> _WORK REQUIRED_:
Each line below should be quoted exactly, please.

> _SUPPLIED RECORDS_:
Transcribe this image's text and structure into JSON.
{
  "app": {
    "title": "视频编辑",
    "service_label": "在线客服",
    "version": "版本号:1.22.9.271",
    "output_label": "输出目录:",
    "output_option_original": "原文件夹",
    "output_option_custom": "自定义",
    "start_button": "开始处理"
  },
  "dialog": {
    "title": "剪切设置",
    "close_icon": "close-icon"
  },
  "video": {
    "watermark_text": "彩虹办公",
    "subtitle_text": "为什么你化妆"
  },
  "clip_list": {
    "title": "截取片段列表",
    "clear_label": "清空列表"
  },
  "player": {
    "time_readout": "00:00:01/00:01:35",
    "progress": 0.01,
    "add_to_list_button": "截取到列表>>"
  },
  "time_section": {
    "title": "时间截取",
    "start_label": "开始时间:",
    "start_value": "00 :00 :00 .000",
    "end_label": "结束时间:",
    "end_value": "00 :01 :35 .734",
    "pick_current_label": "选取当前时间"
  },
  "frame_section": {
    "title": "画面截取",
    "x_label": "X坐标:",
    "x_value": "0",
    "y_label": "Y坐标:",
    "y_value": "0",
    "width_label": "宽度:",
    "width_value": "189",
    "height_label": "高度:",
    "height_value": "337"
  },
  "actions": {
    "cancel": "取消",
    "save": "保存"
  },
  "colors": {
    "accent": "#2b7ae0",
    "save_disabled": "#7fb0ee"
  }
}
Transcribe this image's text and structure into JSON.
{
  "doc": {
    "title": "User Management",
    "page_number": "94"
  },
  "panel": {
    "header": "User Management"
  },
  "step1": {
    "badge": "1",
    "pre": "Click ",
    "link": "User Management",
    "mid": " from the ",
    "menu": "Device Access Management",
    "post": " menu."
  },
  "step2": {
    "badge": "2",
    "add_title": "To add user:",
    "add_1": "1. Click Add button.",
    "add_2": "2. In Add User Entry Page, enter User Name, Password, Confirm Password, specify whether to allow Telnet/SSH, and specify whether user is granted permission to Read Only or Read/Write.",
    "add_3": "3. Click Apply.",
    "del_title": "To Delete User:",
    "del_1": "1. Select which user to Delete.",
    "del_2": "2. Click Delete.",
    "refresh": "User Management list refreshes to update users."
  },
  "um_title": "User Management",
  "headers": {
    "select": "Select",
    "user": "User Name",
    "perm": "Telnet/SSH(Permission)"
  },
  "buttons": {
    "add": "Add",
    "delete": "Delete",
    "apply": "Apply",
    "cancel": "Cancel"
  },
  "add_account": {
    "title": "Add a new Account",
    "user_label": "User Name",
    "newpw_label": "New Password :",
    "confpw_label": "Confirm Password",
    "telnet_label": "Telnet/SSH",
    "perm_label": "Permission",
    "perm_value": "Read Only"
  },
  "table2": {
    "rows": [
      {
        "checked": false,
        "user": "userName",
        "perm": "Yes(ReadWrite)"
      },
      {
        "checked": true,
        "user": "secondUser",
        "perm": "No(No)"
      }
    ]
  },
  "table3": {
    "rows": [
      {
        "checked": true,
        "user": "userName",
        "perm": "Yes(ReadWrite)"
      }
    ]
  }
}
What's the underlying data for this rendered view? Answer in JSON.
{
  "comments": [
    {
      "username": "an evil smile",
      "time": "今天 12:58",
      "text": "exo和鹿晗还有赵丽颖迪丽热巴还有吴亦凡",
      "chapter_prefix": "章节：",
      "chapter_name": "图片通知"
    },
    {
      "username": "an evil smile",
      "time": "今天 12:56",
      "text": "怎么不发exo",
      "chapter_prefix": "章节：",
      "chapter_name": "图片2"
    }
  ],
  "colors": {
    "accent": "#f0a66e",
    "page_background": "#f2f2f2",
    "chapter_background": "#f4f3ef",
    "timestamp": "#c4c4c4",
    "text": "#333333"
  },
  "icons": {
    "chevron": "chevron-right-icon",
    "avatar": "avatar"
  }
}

> _ANSWER TO THE TASK_:
Transcribe this image's text and structure into JSON.
{
  "app": {
    "title": "视频编辑",
    "service_label": "在线客服",
    "version": "版本号:1.22.9.271",
    "output_label": "输出目录:",
    "output_option_original": "原文件夹",
    "output_option_custom": "自定义",
    "start_button": "开始处理"
  },
  "dialog": {
    "title": "剪切设置",
    "close_icon": "close-icon"
  },
  "video": {
    "watermark_text": "彩虹办公",
    "subtitle_text": "为什么你化妆"
  },
  "clip_list": {
    "title": "截取片段列表",
    "clear_label": "清空列表"
  },
  "player": {
    "time_readout": "00:00:01/00:01:35",
    "progress": 0.01,
    "add_to_list_button": "截取到列表>>"
  },
  "time_section": {
    "title": "时间截取",
    "start_label": "开始时间:",
    "start_value": "00 :00 :00 .000",
    "end_label": "结束时间:",
    "end_value": "00 :01 :35 .734",
    "pick_current_label": "选取当前时间"
  },
  "frame_section": {
    "title": "画面截取",
    "x_label": "X坐标:",
    "x_value": "0",
    "y_label": "Y坐标:",
    "y_value": "0",
    "width_label": "宽度:",
    "width_value": "189",
    "height_label": "高度:",
    "height_value": "337"
  },
  "actions": {
    "cancel": "取消",
    "save": "保存"
  },
  "colors": {
    "accent": "#2b7ae0",
    "save_disabled": "#7fb0ee"
  }
}
Transcribe this image's text and structure into JSON.
{
  "doc": {
    "title": "User Management",
    "page_number": "94"
  },
  "panel": {
    "header": "User Management"
  },
  "step1": {
    "badge": "1",
    "pre": "Click ",
    "link": "User Management",
    "mid": " from the ",
    "menu": "Device Access Management",
    "post": " menu."
  },
  "step2": {
    "badge": "2",
    "add_title": "To add user:",
    "add_1": "1. Click Add button.",
    "add_2": "2. In Add User Entry Page, enter User Name, Password, Confirm Password, specify whether to allow Telnet/SSH, and specify whether user is granted permission to Read Only or Read/Write.",
    "add_3": "3. Click Apply.",
    "del_title": "To Delete User:",
    "del_1": "1. Select which user to Delete.",
    "del_2": "2. Click Delete.",
    "refresh": "User Management list refreshes to update users."
  },
  "um_title": "User Management",
  "headers": {
    "select": "Select",
    "user": "User Name",
    "perm": "Telnet/SSH(Permission)"
  },
  "buttons": {
    "add": "Add",
    "delete": "Delete",
    "apply": "Apply",
    "cancel": "Cancel"
  },
  "add_account": {
    "title": "Add a new Account",
    "user_label": "User Name",
    "newpw_label": "New Password :",
    "confpw_label": "Confirm Password",
    "telnet_label": "Telnet/SSH",
    "perm_label": "Permission",
    "perm_value": "Read Only"
  },
  "table2": {
    "rows": [
      {
        "checked": false,
        "user": "userName",
        "perm": "Yes(ReadWrite)"
      },
      {
        "checked": true,
        "user": "secondUser",
        "perm": "No(No)"
      }
    ]
  },
  "table3": {
    "rows": [
      {
        "checked": true,
        "user": "userName",
        "perm": "Yes(ReadWrite)"
      }
    ]
  }
}
What's the underlying data for this rendered view? Answer in JSON.
{
  "comments": [
    {
      "username": "an evil smile",
      "time": "今天 12:58",
      "text": "exo和鹿晗还有赵丽颖迪丽热巴还有吴亦凡",
      "chapter_prefix": "章节：",
      "chapter_name": "图片通知"
    },
    {
      "username": "an evil smile",
      "time": "今天 12:56",
      "text": "怎么不发exo",
      "chapter_prefix": "章节：",
      "chapter_name": "图片2"
    }
  ],
  "colors": {
    "accent": "#f0a66e",
    "page_background": "#f2f2f2",
    "chapter_background": "#f4f3ef",
    "timestamp": "#c4c4c4",
    "text": "#333333"
  },
  "icons": {
    "chevron": "chevron-right-icon",
    "avatar": "avatar"
  }
}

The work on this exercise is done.